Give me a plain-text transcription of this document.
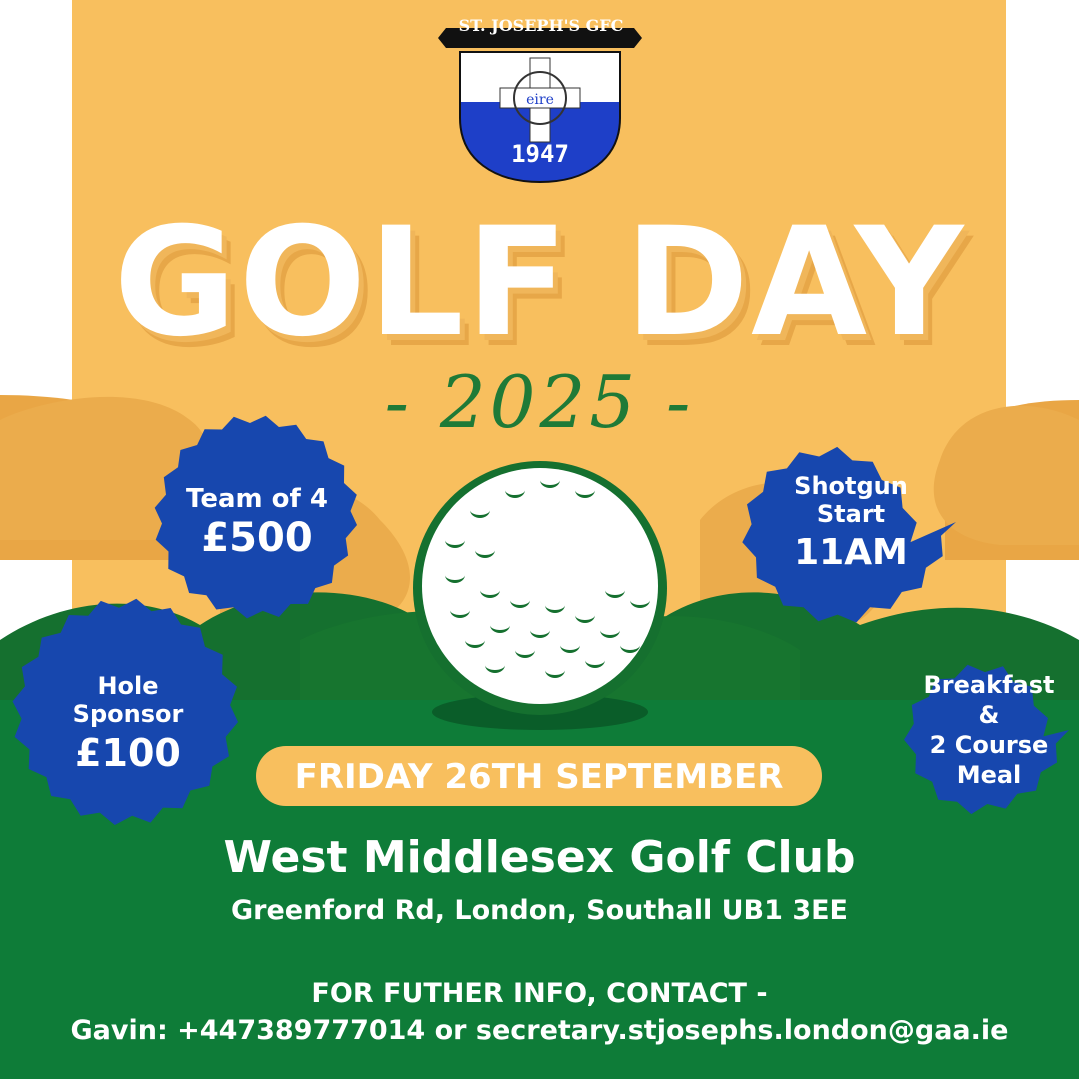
eire
ST. JOSEPH'S GFC
1947
GOLF DAY
- 2025 -
Team of 4
£500
Shotgun
Start
11AM
Hole
Sponsor
£100
Breakfast
&
2 Course
Meal
FRIDAY 26TH SEPTEMBER
West Middlesex Golf Club
Greenford Rd, London, Southall UB1 3EE
FOR FUTHER INFO, CONTACT -
Gavin: +447389777014 or secretary.stjosephs.london@gaa.ie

▬▬▬▬▬▬

- DIRECTIONS: Restate each entry word for word, please, but drop any images it holds.

- SOLVED PROBLEM:
Give me a plain-text transcription of this document.
eire
ST. JOSEPH'S GFC
1947
GOLF DAY
- 2025 -
Team of 4
£500
Shotgun
Start
11AM
Hole
Sponsor
£100
Breakfast
&
2 Course
Meal
FRIDAY 26TH SEPTEMBER
West Middlesex Golf Club
Greenford Rd, London, Southall UB1 3EE
FOR FUTHER INFO, CONTACT -
Gavin: +447389777014 or secretary.stjosephs.london@gaa.ie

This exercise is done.